▸ **GOAL OF THE EXERCISE**
All of the entries must be reproduced exactly, with no images carried over.

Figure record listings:
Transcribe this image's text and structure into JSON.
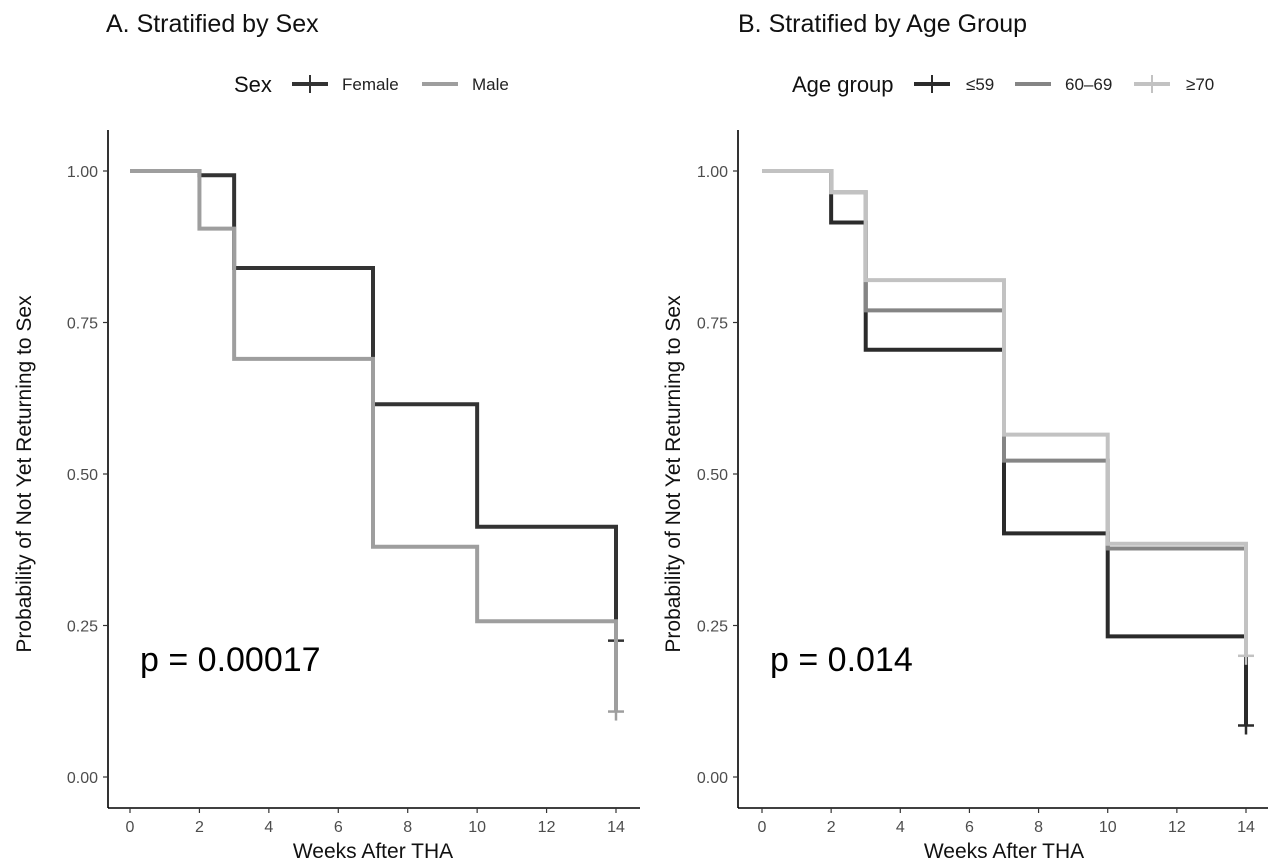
{
  "chart_data": [
    {
      "type": "line",
      "title": "A. Stratified by Sex",
      "xlabel": "Weeks After THA",
      "ylabel": "Probability of Not Yet Returning to Sex",
      "xlim": [
        0,
        14
      ],
      "ylim": [
        0,
        1
      ],
      "xticks": [
        "0",
        "2",
        "4",
        "6",
        "8",
        "10",
        "12",
        "14"
      ],
      "yticks": [
        "0.00",
        "0.25",
        "0.50",
        "0.75",
        "1.00"
      ],
      "legend_title": "Sex",
      "legend_position": "top",
      "grid": false,
      "annotation": "p = 0.00017",
      "series": [
        {
          "name": "Female",
          "color": "#333333",
          "steps": [
            [
              0,
              1.0
            ],
            [
              2,
              0.993
            ],
            [
              3,
              0.84
            ],
            [
              7,
              0.615
            ],
            [
              10,
              0.413
            ],
            [
              14,
              0.225
            ]
          ],
          "censor": [
            [
              14,
              0.225
            ]
          ]
        },
        {
          "name": "Male",
          "color": "#9e9e9e",
          "steps": [
            [
              0,
              1.0
            ],
            [
              2,
              0.905
            ],
            [
              3,
              0.69
            ],
            [
              7,
              0.38
            ],
            [
              10,
              0.257
            ],
            [
              14,
              0.108
            ]
          ],
          "censor": [
            [
              14,
              0.108
            ]
          ]
        }
      ]
    },
    {
      "type": "line",
      "title": "B. Stratified by Age Group",
      "xlabel": "Weeks After THA",
      "ylabel": "Probability of Not Yet Returning to Sex",
      "xlim": [
        0,
        14
      ],
      "ylim": [
        0,
        1
      ],
      "xticks": [
        "0",
        "2",
        "4",
        "6",
        "8",
        "10",
        "12",
        "14"
      ],
      "yticks": [
        "0.00",
        "0.25",
        "0.50",
        "0.75",
        "1.00"
      ],
      "legend_title": "Age group",
      "legend_position": "top",
      "grid": false,
      "annotation": "p = 0.014",
      "series": [
        {
          "name": "≤59",
          "color": "#2b2b2b",
          "steps": [
            [
              0,
              1.0
            ],
            [
              2,
              0.915
            ],
            [
              3,
              0.705
            ],
            [
              7,
              0.402
            ],
            [
              10,
              0.232
            ],
            [
              14,
              0.085
            ]
          ],
          "censor": [
            [
              14,
              0.085
            ]
          ]
        },
        {
          "name": "60–69",
          "color": "#858585",
          "steps": [
            [
              0,
              1.0
            ],
            [
              2,
              0.965
            ],
            [
              3,
              0.77
            ],
            [
              7,
              0.522
            ],
            [
              10,
              0.377
            ],
            [
              14,
              0.2
            ]
          ],
          "censor": []
        },
        {
          "name": "≥70",
          "color": "#c2c2c2",
          "steps": [
            [
              0,
              1.0
            ],
            [
              2,
              0.965
            ],
            [
              3,
              0.82
            ],
            [
              7,
              0.565
            ],
            [
              10,
              0.385
            ],
            [
              14,
              0.2
            ]
          ],
          "censor": [
            [
              14,
              0.2
            ]
          ]
        }
      ]
    }
  ]
}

▸ **OUTPUT BELOW**
Transcribe this image's text and structure into JSON.
{
  "chart_data": [
    {
      "type": "line",
      "title": "A. Stratified by Sex",
      "xlabel": "Weeks After THA",
      "ylabel": "Probability of Not Yet Returning to Sex",
      "xlim": [
        0,
        14
      ],
      "ylim": [
        0,
        1
      ],
      "xticks": [
        "0",
        "2",
        "4",
        "6",
        "8",
        "10",
        "12",
        "14"
      ],
      "yticks": [
        "0.00",
        "0.25",
        "0.50",
        "0.75",
        "1.00"
      ],
      "legend_title": "Sex",
      "legend_position": "top",
      "grid": false,
      "annotation": "p = 0.00017",
      "series": [
        {
          "name": "Female",
          "color": "#333333",
          "steps": [
            [
              0,
              1.0
            ],
            [
              2,
              0.993
            ],
            [
              3,
              0.84
            ],
            [
              7,
              0.615
            ],
            [
              10,
              0.413
            ],
            [
              14,
              0.225
            ]
          ],
          "censor": [
            [
              14,
              0.225
            ]
          ]
        },
        {
          "name": "Male",
          "color": "#9e9e9e",
          "steps": [
            [
              0,
              1.0
            ],
            [
              2,
              0.905
            ],
            [
              3,
              0.69
            ],
            [
              7,
              0.38
            ],
            [
              10,
              0.257
            ],
            [
              14,
              0.108
            ]
          ],
          "censor": [
            [
              14,
              0.108
            ]
          ]
        }
      ]
    },
    {
      "type": "line",
      "title": "B. Stratified by Age Group",
      "xlabel": "Weeks After THA",
      "ylabel": "Probability of Not Yet Returning to Sex",
      "xlim": [
        0,
        14
      ],
      "ylim": [
        0,
        1
      ],
      "xticks": [
        "0",
        "2",
        "4",
        "6",
        "8",
        "10",
        "12",
        "14"
      ],
      "yticks": [
        "0.00",
        "0.25",
        "0.50",
        "0.75",
        "1.00"
      ],
      "legend_title": "Age group",
      "legend_position": "top",
      "grid": false,
      "annotation": "p = 0.014",
      "series": [
        {
          "name": "≤59",
          "color": "#2b2b2b",
          "steps": [
            [
              0,
              1.0
            ],
            [
              2,
              0.915
            ],
            [
              3,
              0.705
            ],
            [
              7,
              0.402
            ],
            [
              10,
              0.232
            ],
            [
              14,
              0.085
            ]
          ],
          "censor": [
            [
              14,
              0.085
            ]
          ]
        },
        {
          "name": "60–69",
          "color": "#858585",
          "steps": [
            [
              0,
              1.0
            ],
            [
              2,
              0.965
            ],
            [
              3,
              0.77
            ],
            [
              7,
              0.522
            ],
            [
              10,
              0.377
            ],
            [
              14,
              0.2
            ]
          ],
          "censor": []
        },
        {
          "name": "≥70",
          "color": "#c2c2c2",
          "steps": [
            [
              0,
              1.0
            ],
            [
              2,
              0.965
            ],
            [
              3,
              0.82
            ],
            [
              7,
              0.565
            ],
            [
              10,
              0.385
            ],
            [
              14,
              0.2
            ]
          ],
          "censor": [
            [
              14,
              0.2
            ]
          ]
        }
      ]
    }
  ]
}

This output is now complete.